Extracted data
■ ■ ■ ■ ■
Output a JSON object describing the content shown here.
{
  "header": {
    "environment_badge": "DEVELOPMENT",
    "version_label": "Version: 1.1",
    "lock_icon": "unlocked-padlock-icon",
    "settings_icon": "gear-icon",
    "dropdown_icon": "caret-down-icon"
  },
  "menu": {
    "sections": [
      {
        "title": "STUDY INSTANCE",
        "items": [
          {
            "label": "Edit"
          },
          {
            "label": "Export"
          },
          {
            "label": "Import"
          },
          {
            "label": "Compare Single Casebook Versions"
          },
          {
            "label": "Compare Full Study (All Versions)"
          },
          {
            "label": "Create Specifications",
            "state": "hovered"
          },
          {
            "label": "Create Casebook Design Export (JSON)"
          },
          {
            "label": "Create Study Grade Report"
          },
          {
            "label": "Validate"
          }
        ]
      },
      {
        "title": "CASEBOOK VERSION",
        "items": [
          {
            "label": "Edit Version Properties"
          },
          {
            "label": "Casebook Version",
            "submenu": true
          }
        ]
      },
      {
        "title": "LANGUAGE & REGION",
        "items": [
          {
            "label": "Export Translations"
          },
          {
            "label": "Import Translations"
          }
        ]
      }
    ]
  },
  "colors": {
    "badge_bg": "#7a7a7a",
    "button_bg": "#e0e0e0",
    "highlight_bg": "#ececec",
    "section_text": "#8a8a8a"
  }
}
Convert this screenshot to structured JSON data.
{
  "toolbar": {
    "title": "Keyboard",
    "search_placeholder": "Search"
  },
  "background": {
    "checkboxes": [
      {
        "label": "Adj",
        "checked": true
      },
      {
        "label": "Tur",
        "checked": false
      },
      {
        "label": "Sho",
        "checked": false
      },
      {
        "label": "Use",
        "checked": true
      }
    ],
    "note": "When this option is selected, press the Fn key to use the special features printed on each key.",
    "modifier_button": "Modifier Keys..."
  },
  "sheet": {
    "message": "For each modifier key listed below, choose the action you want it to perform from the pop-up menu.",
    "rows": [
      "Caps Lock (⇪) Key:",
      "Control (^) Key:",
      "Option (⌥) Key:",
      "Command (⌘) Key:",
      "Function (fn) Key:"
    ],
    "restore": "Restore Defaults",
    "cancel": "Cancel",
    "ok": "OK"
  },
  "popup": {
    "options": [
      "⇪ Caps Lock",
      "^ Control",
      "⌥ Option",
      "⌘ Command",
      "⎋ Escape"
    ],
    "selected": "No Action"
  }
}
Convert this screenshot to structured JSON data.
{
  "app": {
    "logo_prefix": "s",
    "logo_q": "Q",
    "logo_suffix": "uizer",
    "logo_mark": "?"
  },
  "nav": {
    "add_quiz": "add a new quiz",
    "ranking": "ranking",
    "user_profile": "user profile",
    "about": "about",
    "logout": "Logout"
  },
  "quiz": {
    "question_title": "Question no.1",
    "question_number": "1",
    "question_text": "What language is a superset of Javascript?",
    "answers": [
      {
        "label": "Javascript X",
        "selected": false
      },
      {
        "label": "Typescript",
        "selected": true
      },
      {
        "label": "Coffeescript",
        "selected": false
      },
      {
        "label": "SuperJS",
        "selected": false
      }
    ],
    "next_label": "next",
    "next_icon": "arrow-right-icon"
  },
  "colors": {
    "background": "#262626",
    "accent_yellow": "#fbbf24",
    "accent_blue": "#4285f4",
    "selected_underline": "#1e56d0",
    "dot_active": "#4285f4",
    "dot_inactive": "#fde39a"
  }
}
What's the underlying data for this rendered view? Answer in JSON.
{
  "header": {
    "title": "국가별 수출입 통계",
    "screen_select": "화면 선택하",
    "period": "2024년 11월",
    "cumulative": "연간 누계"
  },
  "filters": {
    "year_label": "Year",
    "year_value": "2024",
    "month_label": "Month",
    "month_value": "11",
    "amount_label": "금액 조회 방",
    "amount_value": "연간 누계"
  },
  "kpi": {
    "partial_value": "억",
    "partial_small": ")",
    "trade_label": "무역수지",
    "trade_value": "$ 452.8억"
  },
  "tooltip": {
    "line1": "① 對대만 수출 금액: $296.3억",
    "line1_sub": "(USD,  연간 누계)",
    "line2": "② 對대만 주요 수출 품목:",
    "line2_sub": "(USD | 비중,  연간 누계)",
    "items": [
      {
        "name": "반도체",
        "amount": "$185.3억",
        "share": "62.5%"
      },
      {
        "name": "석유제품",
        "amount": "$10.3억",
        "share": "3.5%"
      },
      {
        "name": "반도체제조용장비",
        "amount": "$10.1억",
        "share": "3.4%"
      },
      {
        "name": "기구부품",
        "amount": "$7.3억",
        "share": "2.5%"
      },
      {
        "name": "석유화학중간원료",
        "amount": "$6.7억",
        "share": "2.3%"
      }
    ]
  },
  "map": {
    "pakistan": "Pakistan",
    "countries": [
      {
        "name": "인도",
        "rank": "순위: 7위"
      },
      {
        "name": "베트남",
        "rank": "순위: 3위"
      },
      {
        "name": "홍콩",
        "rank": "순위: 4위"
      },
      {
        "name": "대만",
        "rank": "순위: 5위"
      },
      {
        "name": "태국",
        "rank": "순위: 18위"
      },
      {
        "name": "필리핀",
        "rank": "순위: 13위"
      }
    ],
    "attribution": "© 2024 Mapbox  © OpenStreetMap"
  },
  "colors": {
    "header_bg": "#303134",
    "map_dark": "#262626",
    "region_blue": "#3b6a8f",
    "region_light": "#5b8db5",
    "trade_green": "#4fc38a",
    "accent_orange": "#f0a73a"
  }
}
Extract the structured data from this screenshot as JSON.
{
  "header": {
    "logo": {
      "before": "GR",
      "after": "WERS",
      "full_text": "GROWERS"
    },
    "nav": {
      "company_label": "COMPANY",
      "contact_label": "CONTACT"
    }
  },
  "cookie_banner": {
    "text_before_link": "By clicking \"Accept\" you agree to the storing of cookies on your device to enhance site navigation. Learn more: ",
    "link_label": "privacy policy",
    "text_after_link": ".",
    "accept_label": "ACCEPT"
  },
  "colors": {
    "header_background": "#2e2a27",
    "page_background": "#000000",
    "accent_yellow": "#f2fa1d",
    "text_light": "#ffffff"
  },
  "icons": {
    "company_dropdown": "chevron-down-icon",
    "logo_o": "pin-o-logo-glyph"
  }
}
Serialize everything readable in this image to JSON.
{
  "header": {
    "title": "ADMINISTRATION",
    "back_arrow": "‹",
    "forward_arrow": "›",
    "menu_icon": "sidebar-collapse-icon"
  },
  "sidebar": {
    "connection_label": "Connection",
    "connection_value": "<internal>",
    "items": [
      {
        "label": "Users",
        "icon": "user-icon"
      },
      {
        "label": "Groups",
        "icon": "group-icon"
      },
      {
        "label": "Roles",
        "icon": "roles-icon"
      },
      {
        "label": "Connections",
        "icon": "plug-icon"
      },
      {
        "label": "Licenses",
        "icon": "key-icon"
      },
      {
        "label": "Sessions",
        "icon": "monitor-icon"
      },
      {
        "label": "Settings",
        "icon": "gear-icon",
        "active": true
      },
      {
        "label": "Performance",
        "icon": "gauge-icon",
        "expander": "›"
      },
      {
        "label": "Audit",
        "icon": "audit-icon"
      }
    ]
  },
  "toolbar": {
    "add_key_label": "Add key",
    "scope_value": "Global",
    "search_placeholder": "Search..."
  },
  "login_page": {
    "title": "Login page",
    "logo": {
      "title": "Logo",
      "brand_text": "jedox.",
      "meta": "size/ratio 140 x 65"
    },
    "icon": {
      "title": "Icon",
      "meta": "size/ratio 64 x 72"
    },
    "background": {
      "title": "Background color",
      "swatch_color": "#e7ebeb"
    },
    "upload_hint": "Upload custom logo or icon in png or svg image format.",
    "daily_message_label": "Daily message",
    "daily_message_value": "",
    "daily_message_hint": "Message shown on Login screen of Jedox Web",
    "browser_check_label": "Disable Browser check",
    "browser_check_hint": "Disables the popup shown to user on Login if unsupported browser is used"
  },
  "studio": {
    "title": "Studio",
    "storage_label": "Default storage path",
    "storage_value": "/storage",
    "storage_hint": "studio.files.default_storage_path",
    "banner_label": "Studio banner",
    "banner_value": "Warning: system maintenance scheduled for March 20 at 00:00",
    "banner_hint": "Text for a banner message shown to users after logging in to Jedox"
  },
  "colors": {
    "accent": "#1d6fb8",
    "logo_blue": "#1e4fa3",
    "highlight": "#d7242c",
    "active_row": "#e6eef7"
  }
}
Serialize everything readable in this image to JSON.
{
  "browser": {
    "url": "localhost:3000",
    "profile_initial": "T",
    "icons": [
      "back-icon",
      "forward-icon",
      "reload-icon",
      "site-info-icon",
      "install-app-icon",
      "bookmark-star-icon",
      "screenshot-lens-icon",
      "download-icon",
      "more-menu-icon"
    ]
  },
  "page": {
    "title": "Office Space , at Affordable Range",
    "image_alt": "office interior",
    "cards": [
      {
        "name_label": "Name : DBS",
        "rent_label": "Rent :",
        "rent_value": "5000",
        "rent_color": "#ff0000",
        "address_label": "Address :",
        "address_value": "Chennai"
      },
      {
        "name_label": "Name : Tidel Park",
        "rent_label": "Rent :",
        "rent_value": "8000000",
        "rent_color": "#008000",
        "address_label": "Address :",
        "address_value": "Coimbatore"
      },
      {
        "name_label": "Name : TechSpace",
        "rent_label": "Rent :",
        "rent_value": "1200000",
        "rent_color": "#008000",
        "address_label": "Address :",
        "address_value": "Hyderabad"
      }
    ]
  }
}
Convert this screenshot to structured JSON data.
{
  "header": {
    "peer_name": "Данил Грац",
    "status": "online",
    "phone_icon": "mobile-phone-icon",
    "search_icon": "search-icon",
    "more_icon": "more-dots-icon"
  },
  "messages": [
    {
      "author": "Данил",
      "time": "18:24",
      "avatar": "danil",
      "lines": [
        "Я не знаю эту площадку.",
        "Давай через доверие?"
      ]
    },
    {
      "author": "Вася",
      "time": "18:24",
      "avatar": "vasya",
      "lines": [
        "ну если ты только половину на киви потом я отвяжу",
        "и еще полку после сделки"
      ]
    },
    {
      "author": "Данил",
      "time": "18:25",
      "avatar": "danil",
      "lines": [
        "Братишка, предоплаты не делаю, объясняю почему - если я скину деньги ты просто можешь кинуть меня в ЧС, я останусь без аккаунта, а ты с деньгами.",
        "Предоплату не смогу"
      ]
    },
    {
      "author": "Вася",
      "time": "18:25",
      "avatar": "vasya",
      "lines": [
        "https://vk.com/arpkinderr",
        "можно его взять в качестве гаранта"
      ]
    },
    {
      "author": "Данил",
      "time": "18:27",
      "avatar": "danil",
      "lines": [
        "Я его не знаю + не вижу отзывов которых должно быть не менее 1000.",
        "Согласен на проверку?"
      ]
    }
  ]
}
■ ■ ■ ■ ■
The problem
Show each line holding the word "Create".

Exercise solution
            "label": "Create Specifications",
            "label": "Create Casebook Design Export (JSON)"
            "label": "Create Study Grade Report"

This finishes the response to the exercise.